**AUFGABEN:**
A. Beantworte anhand des Interviewauszugs folgende Fragen:
(i) Womit schlug der Nachbar den Hühnern die Köpfe ab?
(ii) Wofür war Lampert als Kind zu Hause selbst verantwortlich?
(iii) Wie viele Biomarken hat Lampert laut der Frage des STANDARD aufgebaut?
B. Wiederhole den Interviewauszug wortgetreu von „STANDARD: Sie haben“ bis „nie im Leben.“.

**TEXTAUSZUG:**
^^^^

STANDARD: Haben Sie schon einmal Hendln, ehe sie auf Ihrem Teller landeten, den Kragen umgedreht?

Lampert: Als kleiner Bub hab ich mitbekommen, wie mein Nachbar den Hühnern mit einem Beil auf dem Hackklotz die Köpfe abschlug und diese dann durch die Gegend flogen. Sobald er zur Tat schritt, zog das die Kinder magisch an. Ich habe es einmal gesehen, das war genug. Ich war damals zu Hause selbst für die Hühner verantwortlich. Ich habe mein ganzes Leben lang kein einziges Huhn gegessen und daher auch nie geschlachtet.

STANDARD: Sie haben zwei Biomarken aufgebaut, die auch Fleisch vermarkten, und Sie sind noch nie einem knusprigen Flügerl erlegen?

Lampert: Noch nie im Leben.

^^^^

**AUFLISTUNG:**
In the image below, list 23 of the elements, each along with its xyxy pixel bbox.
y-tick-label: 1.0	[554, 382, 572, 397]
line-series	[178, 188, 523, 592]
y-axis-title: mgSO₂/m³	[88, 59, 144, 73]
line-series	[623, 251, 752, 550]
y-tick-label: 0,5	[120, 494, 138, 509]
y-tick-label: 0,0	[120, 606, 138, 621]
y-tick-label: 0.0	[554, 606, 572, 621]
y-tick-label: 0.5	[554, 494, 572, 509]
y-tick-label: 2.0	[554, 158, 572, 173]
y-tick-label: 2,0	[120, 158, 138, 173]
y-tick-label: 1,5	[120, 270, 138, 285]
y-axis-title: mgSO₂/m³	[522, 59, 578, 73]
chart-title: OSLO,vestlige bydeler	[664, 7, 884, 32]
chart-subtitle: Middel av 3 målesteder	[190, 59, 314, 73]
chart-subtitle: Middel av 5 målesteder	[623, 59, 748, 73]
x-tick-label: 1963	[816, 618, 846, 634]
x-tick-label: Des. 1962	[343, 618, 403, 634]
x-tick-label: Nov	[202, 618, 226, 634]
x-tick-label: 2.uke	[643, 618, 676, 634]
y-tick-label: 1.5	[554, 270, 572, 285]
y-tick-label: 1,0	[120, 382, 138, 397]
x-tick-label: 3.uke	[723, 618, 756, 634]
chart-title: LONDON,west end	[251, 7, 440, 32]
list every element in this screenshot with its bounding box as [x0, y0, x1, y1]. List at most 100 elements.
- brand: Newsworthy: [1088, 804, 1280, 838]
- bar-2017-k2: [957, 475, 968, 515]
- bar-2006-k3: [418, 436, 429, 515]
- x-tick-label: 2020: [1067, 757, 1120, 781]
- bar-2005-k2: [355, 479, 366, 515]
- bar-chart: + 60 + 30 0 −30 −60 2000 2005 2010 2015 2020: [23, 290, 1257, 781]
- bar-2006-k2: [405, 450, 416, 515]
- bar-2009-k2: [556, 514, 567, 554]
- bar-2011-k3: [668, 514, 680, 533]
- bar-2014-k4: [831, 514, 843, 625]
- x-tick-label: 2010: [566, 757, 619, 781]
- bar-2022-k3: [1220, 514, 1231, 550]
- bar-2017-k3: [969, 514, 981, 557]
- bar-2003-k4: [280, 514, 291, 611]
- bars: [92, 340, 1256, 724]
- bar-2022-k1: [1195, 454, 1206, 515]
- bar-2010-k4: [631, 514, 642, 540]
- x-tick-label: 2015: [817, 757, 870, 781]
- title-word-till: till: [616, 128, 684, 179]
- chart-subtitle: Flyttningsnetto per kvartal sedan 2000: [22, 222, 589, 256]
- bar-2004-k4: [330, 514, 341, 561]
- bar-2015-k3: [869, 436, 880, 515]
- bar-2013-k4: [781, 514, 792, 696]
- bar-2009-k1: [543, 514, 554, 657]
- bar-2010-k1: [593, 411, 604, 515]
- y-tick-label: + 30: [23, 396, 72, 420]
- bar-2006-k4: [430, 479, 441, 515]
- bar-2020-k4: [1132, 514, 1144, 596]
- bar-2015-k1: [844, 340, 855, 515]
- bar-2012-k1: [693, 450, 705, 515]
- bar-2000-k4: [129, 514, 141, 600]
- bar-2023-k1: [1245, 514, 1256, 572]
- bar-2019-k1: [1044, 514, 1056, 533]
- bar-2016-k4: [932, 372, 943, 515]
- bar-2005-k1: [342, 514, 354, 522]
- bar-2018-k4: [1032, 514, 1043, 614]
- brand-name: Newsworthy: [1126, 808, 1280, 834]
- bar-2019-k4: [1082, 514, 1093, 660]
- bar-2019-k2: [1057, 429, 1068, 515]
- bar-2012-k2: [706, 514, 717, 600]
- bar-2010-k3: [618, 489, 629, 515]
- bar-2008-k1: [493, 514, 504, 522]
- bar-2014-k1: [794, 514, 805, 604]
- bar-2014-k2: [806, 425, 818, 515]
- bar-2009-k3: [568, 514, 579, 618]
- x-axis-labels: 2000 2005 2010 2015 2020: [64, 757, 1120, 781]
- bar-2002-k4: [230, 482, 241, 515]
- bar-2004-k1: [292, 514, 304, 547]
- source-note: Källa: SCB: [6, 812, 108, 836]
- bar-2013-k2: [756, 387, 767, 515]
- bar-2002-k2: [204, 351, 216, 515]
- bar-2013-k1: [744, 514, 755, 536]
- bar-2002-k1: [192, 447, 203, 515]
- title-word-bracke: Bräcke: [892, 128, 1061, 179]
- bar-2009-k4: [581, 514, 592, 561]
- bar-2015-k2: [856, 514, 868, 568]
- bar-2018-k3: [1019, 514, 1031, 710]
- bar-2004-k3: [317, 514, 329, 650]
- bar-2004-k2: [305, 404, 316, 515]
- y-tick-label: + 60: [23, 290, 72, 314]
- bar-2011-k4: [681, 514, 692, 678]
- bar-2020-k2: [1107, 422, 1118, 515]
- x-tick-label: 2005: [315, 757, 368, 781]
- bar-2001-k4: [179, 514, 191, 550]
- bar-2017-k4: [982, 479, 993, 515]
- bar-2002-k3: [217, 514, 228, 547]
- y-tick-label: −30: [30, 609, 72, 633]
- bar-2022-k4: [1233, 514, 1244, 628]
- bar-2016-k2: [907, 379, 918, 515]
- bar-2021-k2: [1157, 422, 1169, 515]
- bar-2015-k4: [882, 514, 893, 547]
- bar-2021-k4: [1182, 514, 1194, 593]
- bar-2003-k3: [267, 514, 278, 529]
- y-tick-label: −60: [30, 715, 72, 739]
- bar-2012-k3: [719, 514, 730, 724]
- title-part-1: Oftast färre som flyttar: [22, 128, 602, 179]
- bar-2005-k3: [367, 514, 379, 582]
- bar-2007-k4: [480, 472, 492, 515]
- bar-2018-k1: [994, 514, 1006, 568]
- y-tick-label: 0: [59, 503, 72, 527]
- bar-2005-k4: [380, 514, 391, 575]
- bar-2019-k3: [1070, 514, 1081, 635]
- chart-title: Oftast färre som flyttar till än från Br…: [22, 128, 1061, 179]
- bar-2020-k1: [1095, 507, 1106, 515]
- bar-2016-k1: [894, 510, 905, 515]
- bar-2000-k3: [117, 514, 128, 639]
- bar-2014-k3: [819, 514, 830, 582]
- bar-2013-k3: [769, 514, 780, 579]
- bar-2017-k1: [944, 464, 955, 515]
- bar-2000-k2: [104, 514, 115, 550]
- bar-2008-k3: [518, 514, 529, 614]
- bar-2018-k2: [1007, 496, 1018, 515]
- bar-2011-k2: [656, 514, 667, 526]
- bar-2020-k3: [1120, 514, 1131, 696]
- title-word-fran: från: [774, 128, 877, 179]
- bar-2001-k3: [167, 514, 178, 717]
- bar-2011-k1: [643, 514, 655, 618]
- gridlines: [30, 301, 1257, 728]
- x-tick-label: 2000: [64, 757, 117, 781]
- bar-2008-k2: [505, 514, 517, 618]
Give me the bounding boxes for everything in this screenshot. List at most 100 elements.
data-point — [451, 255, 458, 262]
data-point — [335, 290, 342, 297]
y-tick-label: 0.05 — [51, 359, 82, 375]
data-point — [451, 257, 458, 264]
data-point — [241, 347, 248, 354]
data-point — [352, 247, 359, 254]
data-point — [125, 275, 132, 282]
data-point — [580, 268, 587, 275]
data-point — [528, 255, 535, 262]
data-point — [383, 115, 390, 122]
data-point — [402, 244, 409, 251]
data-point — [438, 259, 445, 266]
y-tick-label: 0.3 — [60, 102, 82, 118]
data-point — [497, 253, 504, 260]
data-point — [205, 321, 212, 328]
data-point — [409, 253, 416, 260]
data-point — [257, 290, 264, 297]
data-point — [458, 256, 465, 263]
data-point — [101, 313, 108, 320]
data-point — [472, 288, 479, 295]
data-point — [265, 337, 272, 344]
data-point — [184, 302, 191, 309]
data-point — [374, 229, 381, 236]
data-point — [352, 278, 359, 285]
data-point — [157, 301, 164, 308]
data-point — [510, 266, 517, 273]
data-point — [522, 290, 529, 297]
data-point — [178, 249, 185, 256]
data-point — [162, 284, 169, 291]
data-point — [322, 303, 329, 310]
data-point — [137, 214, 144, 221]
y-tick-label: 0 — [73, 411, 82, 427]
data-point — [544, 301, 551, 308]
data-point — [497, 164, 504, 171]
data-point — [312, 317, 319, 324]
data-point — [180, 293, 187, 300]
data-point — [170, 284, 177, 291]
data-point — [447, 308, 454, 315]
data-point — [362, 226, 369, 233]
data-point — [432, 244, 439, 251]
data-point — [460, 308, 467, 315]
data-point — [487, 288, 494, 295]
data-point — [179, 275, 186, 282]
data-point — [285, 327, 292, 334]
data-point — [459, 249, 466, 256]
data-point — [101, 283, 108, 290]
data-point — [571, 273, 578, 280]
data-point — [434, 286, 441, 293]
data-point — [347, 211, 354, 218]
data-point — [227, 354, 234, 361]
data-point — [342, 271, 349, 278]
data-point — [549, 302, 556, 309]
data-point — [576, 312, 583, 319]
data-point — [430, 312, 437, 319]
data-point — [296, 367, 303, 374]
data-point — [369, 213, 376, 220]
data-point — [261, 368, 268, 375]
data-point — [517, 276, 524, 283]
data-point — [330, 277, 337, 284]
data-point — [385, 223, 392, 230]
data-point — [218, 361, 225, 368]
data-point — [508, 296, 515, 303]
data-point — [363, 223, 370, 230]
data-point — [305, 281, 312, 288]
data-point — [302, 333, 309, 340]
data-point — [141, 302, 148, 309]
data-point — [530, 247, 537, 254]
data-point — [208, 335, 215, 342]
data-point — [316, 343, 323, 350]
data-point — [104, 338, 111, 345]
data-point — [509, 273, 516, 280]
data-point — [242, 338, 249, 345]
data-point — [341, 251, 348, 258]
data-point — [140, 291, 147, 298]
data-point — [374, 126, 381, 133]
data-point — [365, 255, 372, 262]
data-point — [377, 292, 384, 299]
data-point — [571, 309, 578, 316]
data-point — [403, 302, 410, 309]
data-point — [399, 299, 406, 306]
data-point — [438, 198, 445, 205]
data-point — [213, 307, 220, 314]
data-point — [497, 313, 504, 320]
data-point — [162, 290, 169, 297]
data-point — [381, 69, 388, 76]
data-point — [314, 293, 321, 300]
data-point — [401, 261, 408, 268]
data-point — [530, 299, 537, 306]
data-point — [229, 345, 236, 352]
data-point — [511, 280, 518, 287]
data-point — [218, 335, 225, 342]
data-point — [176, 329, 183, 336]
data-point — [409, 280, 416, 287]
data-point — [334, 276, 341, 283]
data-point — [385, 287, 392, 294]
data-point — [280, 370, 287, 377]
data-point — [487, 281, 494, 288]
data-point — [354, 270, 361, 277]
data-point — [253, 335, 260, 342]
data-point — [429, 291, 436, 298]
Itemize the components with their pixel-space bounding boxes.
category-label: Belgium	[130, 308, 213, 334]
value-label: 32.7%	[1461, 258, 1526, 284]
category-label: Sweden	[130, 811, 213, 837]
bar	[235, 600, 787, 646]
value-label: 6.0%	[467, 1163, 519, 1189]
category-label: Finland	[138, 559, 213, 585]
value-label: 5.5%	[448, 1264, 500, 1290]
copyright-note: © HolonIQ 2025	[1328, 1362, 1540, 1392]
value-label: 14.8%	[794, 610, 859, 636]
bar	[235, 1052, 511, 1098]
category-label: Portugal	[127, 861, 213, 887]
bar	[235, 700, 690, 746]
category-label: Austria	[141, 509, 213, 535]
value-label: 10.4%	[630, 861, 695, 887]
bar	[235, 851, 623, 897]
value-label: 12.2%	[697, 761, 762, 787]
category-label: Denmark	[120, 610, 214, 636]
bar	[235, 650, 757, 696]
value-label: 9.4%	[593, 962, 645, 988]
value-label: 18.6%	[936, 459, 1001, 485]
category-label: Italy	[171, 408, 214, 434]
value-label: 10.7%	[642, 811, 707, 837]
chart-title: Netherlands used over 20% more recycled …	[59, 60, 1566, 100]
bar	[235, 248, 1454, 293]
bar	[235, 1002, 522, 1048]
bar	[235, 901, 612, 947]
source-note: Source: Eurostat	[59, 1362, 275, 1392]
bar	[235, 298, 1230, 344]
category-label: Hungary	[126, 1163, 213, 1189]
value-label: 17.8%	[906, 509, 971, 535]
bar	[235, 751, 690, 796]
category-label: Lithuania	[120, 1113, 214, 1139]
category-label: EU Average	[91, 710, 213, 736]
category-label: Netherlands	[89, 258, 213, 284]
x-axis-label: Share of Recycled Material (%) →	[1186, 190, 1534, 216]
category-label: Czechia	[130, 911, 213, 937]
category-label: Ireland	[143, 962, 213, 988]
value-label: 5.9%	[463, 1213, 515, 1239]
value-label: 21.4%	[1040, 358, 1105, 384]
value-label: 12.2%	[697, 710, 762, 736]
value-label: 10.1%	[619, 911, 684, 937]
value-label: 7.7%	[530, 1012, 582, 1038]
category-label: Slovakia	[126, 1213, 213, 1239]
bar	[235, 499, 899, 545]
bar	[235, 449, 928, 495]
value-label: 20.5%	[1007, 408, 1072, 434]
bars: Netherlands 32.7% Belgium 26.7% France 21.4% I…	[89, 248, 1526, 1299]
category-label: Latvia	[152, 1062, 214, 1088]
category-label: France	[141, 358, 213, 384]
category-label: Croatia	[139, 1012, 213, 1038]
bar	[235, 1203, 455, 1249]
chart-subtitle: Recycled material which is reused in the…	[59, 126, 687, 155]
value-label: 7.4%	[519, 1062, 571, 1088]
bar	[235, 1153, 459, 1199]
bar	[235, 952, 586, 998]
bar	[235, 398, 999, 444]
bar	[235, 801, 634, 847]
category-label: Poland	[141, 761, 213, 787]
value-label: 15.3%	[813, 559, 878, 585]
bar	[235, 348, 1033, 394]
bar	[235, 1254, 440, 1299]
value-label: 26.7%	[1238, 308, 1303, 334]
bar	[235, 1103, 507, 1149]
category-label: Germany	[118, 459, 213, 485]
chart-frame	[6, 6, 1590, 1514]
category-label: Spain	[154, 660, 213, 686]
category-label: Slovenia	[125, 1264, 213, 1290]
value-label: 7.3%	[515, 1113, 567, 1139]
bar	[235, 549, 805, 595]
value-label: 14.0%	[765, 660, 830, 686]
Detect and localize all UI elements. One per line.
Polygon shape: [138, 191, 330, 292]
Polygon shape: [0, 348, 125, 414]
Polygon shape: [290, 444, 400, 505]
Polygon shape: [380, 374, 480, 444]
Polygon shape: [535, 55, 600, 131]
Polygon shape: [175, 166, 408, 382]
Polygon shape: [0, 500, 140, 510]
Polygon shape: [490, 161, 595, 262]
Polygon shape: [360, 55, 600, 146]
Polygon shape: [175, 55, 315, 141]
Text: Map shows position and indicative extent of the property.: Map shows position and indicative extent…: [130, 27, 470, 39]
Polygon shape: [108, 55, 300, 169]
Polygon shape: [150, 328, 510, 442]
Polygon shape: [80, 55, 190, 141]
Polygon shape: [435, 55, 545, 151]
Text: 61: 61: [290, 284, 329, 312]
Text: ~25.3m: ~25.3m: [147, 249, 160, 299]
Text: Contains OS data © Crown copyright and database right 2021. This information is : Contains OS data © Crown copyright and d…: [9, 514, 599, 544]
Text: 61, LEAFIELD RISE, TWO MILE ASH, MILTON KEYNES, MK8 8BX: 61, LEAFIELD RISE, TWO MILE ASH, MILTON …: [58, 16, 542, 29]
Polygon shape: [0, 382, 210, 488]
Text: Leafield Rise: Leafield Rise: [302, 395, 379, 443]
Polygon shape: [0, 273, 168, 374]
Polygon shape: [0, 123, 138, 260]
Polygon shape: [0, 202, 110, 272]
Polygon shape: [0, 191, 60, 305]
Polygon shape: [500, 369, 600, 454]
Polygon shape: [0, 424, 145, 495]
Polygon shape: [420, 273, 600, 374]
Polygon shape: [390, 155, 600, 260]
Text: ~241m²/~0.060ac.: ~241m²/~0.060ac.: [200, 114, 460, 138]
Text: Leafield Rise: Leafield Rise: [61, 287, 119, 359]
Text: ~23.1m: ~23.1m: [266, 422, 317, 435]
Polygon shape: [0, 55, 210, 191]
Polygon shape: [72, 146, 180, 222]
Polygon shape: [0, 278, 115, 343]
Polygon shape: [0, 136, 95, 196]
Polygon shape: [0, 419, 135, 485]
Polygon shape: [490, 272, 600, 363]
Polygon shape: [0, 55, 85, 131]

^^^^

**LÖSUNGEN:**
A.
(i) Mit einem Beil auf dem Hackklotz.
(ii) Für die Hühner.
(iii) Zwei.

B.
STANDARD: Sie haben zwei Biomarken aufgebaut, die auch Fleisch vermarkten, und Sie sind noch nie einem knusprigen Flügerl erlegen?

Lampert: Noch nie im Leben.